Return every line of the material below verbatim, with nothing changed, added, or left out.

>> START Data extract

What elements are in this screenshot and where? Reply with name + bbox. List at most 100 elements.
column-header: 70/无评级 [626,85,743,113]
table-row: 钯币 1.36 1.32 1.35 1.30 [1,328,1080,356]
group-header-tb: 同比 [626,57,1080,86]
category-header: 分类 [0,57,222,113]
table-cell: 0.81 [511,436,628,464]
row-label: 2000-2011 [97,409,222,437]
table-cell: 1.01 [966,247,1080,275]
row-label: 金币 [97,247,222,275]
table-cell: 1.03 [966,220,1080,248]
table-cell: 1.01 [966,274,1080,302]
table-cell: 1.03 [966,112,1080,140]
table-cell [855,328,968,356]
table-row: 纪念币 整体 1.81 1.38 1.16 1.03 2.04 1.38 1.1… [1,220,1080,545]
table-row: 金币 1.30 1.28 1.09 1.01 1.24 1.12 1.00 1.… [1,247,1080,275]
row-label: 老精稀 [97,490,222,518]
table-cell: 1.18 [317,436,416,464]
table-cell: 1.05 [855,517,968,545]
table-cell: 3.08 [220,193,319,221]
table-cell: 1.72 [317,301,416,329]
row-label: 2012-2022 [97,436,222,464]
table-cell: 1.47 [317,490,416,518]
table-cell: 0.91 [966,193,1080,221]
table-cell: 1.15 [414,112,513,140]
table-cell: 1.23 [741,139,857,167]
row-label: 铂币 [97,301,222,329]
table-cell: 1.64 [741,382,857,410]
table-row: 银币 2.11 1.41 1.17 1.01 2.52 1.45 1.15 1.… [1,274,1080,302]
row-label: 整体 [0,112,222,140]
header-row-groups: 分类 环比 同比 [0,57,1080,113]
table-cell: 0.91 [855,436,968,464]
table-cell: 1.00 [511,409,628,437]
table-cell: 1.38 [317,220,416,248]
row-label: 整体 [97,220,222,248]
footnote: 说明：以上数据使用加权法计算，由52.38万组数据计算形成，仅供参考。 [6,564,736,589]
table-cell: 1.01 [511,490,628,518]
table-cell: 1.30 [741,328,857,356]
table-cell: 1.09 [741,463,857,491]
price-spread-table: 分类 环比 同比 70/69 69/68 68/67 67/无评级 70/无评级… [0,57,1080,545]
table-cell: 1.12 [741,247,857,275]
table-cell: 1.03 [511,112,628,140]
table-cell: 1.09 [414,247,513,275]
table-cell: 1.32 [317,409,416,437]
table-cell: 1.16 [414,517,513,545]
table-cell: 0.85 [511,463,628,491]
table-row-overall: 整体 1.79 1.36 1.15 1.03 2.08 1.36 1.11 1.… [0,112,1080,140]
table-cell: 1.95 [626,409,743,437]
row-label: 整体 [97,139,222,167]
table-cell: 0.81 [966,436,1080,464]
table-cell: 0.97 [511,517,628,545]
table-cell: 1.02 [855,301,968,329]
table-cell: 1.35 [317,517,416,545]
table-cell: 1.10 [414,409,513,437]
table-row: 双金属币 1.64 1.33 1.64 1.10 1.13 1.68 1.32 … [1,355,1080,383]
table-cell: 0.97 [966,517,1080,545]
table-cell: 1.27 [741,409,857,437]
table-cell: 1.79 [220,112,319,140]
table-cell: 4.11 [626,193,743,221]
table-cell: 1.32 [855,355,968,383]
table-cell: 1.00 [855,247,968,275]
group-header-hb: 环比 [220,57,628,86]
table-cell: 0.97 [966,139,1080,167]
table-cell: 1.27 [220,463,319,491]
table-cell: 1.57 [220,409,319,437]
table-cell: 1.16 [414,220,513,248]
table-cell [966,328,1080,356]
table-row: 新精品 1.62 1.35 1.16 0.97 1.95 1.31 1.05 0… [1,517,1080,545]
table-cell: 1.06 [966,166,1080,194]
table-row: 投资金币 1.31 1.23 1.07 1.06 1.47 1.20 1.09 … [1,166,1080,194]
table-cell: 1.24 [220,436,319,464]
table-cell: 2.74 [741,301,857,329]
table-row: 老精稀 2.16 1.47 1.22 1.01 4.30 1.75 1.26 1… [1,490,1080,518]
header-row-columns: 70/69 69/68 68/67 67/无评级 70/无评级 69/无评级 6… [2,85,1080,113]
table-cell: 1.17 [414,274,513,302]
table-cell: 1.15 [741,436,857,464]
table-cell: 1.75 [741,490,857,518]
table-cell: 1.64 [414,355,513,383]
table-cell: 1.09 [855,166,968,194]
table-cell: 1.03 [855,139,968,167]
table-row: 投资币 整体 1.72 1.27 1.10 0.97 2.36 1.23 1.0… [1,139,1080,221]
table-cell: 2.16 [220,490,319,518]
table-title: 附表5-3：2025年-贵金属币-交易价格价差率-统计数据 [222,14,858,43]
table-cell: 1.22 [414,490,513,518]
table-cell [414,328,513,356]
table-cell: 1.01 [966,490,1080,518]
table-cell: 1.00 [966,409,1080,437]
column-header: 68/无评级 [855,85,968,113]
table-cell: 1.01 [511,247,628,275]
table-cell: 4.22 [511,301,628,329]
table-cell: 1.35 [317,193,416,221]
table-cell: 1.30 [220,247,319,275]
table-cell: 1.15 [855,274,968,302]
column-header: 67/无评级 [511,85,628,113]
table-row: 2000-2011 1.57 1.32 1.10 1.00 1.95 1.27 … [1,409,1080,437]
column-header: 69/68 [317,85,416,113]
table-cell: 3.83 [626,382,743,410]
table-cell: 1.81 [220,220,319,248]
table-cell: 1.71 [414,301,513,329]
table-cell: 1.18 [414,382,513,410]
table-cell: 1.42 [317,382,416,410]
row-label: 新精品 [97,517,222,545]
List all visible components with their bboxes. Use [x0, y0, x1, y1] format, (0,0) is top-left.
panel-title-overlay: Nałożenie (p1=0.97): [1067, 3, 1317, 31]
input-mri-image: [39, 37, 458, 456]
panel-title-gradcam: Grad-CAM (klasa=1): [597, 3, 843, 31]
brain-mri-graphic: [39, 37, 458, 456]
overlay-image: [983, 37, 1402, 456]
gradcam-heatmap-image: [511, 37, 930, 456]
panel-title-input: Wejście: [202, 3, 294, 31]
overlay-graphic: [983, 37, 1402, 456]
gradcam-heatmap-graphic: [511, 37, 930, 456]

>> END Data extract

> _Full solution_:
What elements are in this screenshot and where? Reply with name + bbox. List at most 100 elements.
column-header: 70/无评级 [626,85,743,113]
table-row: 钯币 1.36 1.32 1.35 1.30 [1,328,1080,356]
group-header-tb: 同比 [626,57,1080,86]
category-header: 分类 [0,57,222,113]
table-cell: 0.81 [511,436,628,464]
row-label: 2000-2011 [97,409,222,437]
table-cell: 1.01 [966,247,1080,275]
row-label: 金币 [97,247,222,275]
table-cell: 1.03 [966,220,1080,248]
table-cell: 1.01 [966,274,1080,302]
table-cell: 1.03 [966,112,1080,140]
table-cell [855,328,968,356]
table-row: 纪念币 整体 1.81 1.38 1.16 1.03 2.04 1.38 1.1… [1,220,1080,545]
table-row: 金币 1.30 1.28 1.09 1.01 1.24 1.12 1.00 1.… [1,247,1080,275]
row-label: 老精稀 [97,490,222,518]
table-cell: 1.18 [317,436,416,464]
table-cell: 1.05 [855,517,968,545]
table-cell: 3.08 [220,193,319,221]
table-cell: 1.72 [317,301,416,329]
row-label: 2012-2022 [97,436,222,464]
table-cell: 1.47 [317,490,416,518]
table-cell: 0.91 [966,193,1080,221]
table-cell: 1.15 [414,112,513,140]
table-cell: 1.23 [741,139,857,167]
row-label: 铂币 [97,301,222,329]
table-cell: 1.64 [741,382,857,410]
table-row: 银币 2.11 1.41 1.17 1.01 2.52 1.45 1.15 1.… [1,274,1080,302]
row-label: 整体 [0,112,222,140]
header-row-groups: 分类 环比 同比 [0,57,1080,113]
table-cell: 0.91 [855,436,968,464]
table-cell: 1.00 [511,409,628,437]
table-cell: 1.38 [317,220,416,248]
row-label: 整体 [97,220,222,248]
footnote: 说明：以上数据使用加权法计算，由52.38万组数据计算形成，仅供参考。 [6,564,736,589]
table-cell: 1.01 [511,490,628,518]
table-cell: 1.30 [741,328,857,356]
table-cell: 1.09 [741,463,857,491]
price-spread-table: 分类 环比 同比 70/69 69/68 68/67 67/无评级 70/无评级… [0,57,1080,545]
table-cell: 1.12 [741,247,857,275]
table-cell: 1.03 [511,112,628,140]
table-cell: 1.09 [414,247,513,275]
table-cell: 1.32 [317,409,416,437]
table-cell: 1.16 [414,517,513,545]
table-cell: 0.85 [511,463,628,491]
table-row-overall: 整体 1.79 1.36 1.15 1.03 2.08 1.36 1.11 1.… [0,112,1080,140]
table-cell: 1.95 [626,409,743,437]
row-label: 整体 [97,139,222,167]
table-cell: 0.81 [966,436,1080,464]
table-cell: 0.97 [511,517,628,545]
table-cell: 1.02 [855,301,968,329]
table-cell: 1.35 [317,517,416,545]
table-cell: 1.10 [414,409,513,437]
table-row: 双金属币 1.64 1.33 1.64 1.10 1.13 1.68 1.32 … [1,355,1080,383]
table-cell: 0.97 [966,517,1080,545]
table-cell: 1.27 [741,409,857,437]
table-cell: 1.79 [220,112,319,140]
table-cell: 4.11 [626,193,743,221]
table-cell: 1.32 [855,355,968,383]
table-cell: 1.00 [855,247,968,275]
group-header-hb: 环比 [220,57,628,86]
table-cell: 0.97 [966,139,1080,167]
table-cell: 1.27 [220,463,319,491]
table-cell: 1.57 [220,409,319,437]
table-cell: 1.16 [414,220,513,248]
table-cell [966,328,1080,356]
table-row: 新精品 1.62 1.35 1.16 0.97 1.95 1.31 1.05 0… [1,517,1080,545]
table-cell: 1.06 [966,166,1080,194]
table-row: 投资金币 1.31 1.23 1.07 1.06 1.47 1.20 1.09 … [1,166,1080,194]
table-cell: 1.24 [220,436,319,464]
table-cell: 2.74 [741,301,857,329]
table-row: 老精稀 2.16 1.47 1.22 1.01 4.30 1.75 1.26 1… [1,490,1080,518]
header-row-columns: 70/69 69/68 68/67 67/无评级 70/无评级 69/无评级 6… [2,85,1080,113]
table-cell: 1.17 [414,274,513,302]
table-cell: 1.15 [741,436,857,464]
table-cell: 1.75 [741,490,857,518]
table-cell: 1.64 [414,355,513,383]
table-cell: 1.09 [855,166,968,194]
table-cell: 1.03 [855,139,968,167]
table-row: 投资币 整体 1.72 1.27 1.10 0.97 2.36 1.23 1.0… [1,139,1080,221]
table-cell: 2.16 [220,490,319,518]
table-title: 附表5-3：2025年-贵金属币-交易价格价差率-统计数据 [222,14,858,43]
table-cell: 1.22 [414,490,513,518]
table-cell [414,328,513,356]
table-cell: 1.01 [966,490,1080,518]
table-cell: 1.00 [966,409,1080,437]
column-header: 68/无评级 [855,85,968,113]
table-cell: 1.01 [511,247,628,275]
table-cell: 4.22 [511,301,628,329]
table-cell: 1.35 [317,193,416,221]
table-cell: 1.30 [220,247,319,275]
table-cell: 1.15 [855,274,968,302]
column-header: 67/无评级 [511,85,628,113]
table-row: 2000-2011 1.57 1.32 1.10 1.00 1.95 1.27 … [1,409,1080,437]
column-header: 69/68 [317,85,416,113]
table-cell: 3.83 [626,382,743,410]
table-cell: 1.81 [220,220,319,248]
table-cell: 1.71 [414,301,513,329]
table-cell: 1.18 [414,382,513,410]
table-cell: 1.42 [317,382,416,410]
row-label: 新精品 [97,517,222,545]
List all visible components with their bboxes. Use [x0, y0, x1, y1] format, (0,0) is top-left.
panel-title-overlay: Nałożenie (p1=0.97): [1067, 3, 1317, 31]
input-mri-image: [39, 37, 458, 456]
panel-title-gradcam: Grad-CAM (klasa=1): [597, 3, 843, 31]
brain-mri-graphic: [39, 37, 458, 456]
overlay-image: [983, 37, 1402, 456]
gradcam-heatmap-image: [511, 37, 930, 456]
panel-title-input: Wejście: [202, 3, 294, 31]
overlay-graphic: [983, 37, 1402, 456]
gradcam-heatmap-graphic: [511, 37, 930, 456]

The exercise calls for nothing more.